--- Given data ---
-- -- --

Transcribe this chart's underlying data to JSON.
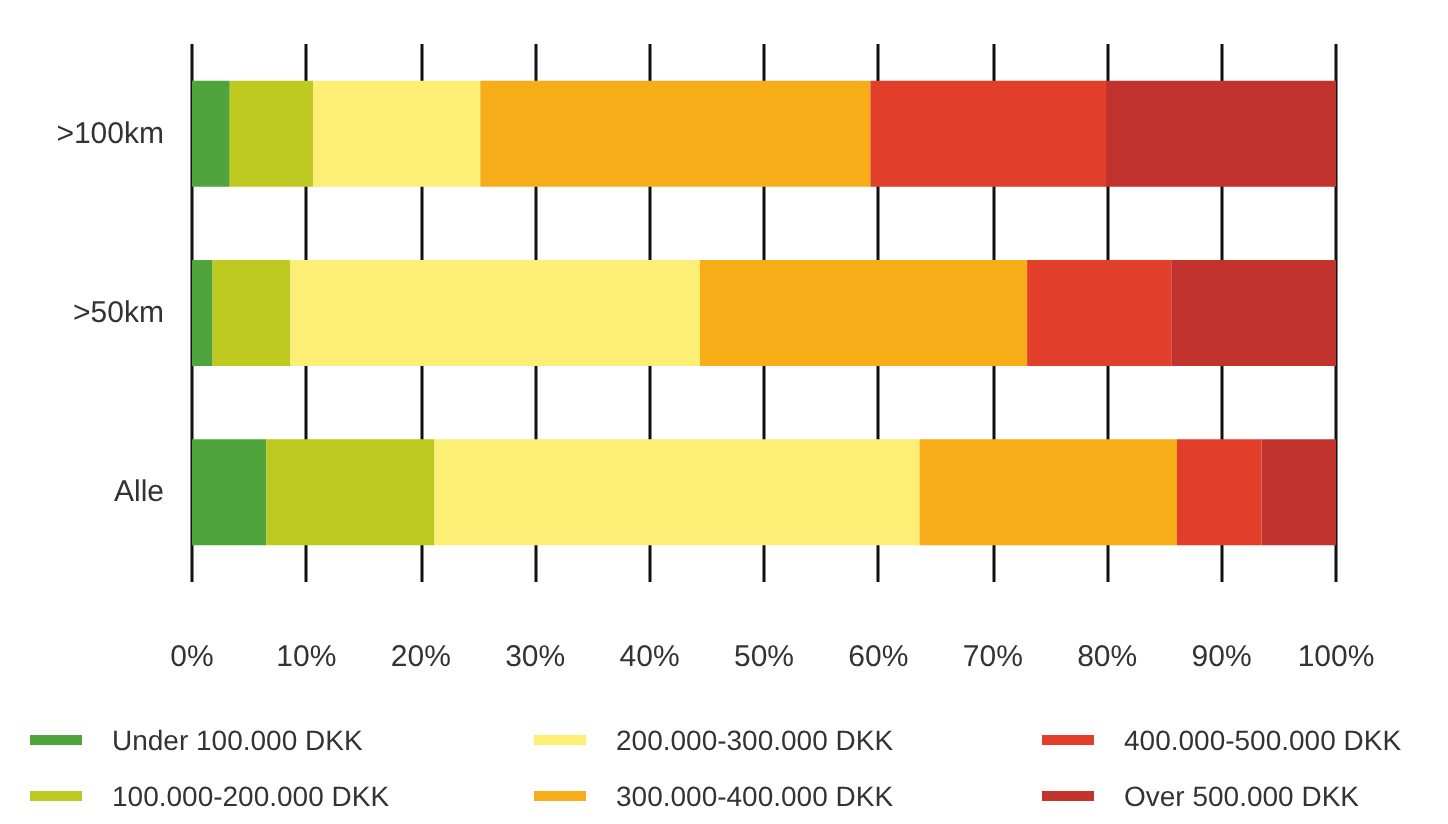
{
  "chart_data": {
    "type": "bar",
    "orientation": "horizontal",
    "stacked": true,
    "categories": [
      ">100km",
      ">50km",
      "Alle"
    ],
    "series": [
      {
        "name": "Under 100.000 DKK",
        "color": "#4fa53b",
        "values": [
          3.3,
          1.8,
          6.5
        ]
      },
      {
        "name": "100.000-200.000 DKK",
        "color": "#bfca20",
        "values": [
          7.3,
          6.8,
          14.7
        ]
      },
      {
        "name": "200.000-300.000 DKK",
        "color": "#fdee75",
        "values": [
          14.6,
          35.8,
          42.4
        ]
      },
      {
        "name": "300.000-400.000 DKK",
        "color": "#f7ad18",
        "values": [
          34.1,
          28.6,
          22.5
        ]
      },
      {
        "name": "400.000-500.000 DKK",
        "color": "#e23f2a",
        "values": [
          20.6,
          12.6,
          7.4
        ]
      },
      {
        "name": "Over 500.000 DKK",
        "color": "#c2332d",
        "values": [
          20.1,
          14.4,
          6.5
        ]
      }
    ],
    "xlim": [
      0,
      100
    ],
    "xticks": [
      {
        "value": 0,
        "label": "0%"
      },
      {
        "value": 10,
        "label": "10%"
      },
      {
        "value": 20,
        "label": "20%"
      },
      {
        "value": 30,
        "label": "30%"
      },
      {
        "value": 40,
        "label": "40%"
      },
      {
        "value": 50,
        "label": "50%"
      },
      {
        "value": 60,
        "label": "60%"
      },
      {
        "value": 70,
        "label": "70%"
      },
      {
        "value": 80,
        "label": "80%"
      },
      {
        "value": 90,
        "label": "90%"
      },
      {
        "value": 100,
        "label": "100%"
      }
    ],
    "grid": "x",
    "legend": "bottom"
  }
}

-- -- --

--- Task ---
Identify every line above that includes the word "color", and show those lines.

--- Answer below ---
        "color": "#4fa53b",
        "color": "#bfca20",
        "color": "#fdee75",
        "color": "#f7ad18",
        "color": "#e23f2a",
        "color": "#c2332d",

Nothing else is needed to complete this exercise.